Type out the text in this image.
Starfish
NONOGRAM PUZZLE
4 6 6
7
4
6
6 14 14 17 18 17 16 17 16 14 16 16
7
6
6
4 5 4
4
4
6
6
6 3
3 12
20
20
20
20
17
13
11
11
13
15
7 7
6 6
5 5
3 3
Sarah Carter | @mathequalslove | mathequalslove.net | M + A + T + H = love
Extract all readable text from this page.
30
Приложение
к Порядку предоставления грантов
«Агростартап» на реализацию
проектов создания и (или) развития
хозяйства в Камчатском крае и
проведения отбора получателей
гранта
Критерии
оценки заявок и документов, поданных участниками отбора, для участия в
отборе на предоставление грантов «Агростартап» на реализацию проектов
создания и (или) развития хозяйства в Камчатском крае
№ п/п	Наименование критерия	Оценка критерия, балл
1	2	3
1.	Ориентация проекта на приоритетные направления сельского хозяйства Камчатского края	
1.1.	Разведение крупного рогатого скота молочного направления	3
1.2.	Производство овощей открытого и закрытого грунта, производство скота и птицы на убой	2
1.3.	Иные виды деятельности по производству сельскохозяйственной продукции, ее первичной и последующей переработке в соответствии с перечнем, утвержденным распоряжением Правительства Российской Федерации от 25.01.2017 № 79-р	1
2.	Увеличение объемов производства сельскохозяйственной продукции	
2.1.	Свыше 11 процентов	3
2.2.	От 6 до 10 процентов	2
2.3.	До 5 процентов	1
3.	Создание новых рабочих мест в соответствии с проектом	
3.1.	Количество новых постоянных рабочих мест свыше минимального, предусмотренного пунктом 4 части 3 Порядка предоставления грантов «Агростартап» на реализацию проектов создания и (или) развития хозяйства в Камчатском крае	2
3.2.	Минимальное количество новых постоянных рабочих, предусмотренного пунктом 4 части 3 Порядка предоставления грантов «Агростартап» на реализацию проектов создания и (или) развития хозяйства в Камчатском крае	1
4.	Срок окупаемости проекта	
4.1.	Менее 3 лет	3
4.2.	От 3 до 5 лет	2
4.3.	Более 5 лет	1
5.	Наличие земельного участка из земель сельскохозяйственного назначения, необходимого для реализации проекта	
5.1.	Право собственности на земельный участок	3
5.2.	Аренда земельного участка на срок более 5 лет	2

Problem requirements | Reproduce the material above, every line of it, exactly.

Result of this exercise |
Type out the text in this image.
Starfish
NONOGRAM PUZZLE
4 6 6
7
4
6
6 14 14 17 18 17 16 17 16 14 16 16
7
6
6
4 5 4
4
4
6
6
6 3
3 12
20
20
20
20
17
13
11
11
13
15
7 7
6 6
5 5
3 3
Sarah Carter | @mathequalslove | mathequalslove.net | M + A + T + H = love
Extract all readable text from this page.
30
Приложение
к Порядку предоставления грантов
«Агростартап» на реализацию
проектов создания и (или) развития
хозяйства в Камчатском крае и
проведения отбора получателей
гранта
Критерии
оценки заявок и документов, поданных участниками отбора, для участия в
отборе на предоставление грантов «Агростартап» на реализацию проектов
создания и (или) развития хозяйства в Камчатском крае
№ п/п	Наименование критерия	Оценка критерия, балл
1	2	3
1.	Ориентация проекта на приоритетные направления сельского хозяйства Камчатского края	
1.1.	Разведение крупного рогатого скота молочного направления	3
1.2.	Производство овощей открытого и закрытого грунта, производство скота и птицы на убой	2
1.3.	Иные виды деятельности по производству сельскохозяйственной продукции, ее первичной и последующей переработке в соответствии с перечнем, утвержденным распоряжением Правительства Российской Федерации от 25.01.2017 № 79-р	1
2.	Увеличение объемов производства сельскохозяйственной продукции	
2.1.	Свыше 11 процентов	3
2.2.	От 6 до 10 процентов	2
2.3.	До 5 процентов	1
3.	Создание новых рабочих мест в соответствии с проектом	
3.1.	Количество новых постоянных рабочих мест свыше минимального, предусмотренного пунктом 4 части 3 Порядка предоставления грантов «Агростартап» на реализацию проектов создания и (или) развития хозяйства в Камчатском крае	2
3.2.	Минимальное количество новых постоянных рабочих, предусмотренного пунктом 4 части 3 Порядка предоставления грантов «Агростартап» на реализацию проектов создания и (или) развития хозяйства в Камчатском крае	1
4.	Срок окупаемости проекта	
4.1.	Менее 3 лет	3
4.2.	От 3 до 5 лет	2
4.3.	Более 5 лет	1
5.	Наличие земельного участка из земель сельскохозяйственного назначения, необходимого для реализации проекта	
5.1.	Право собственности на земельный участок	3
5.2.	Аренда земельного участка на срок более 5 лет	2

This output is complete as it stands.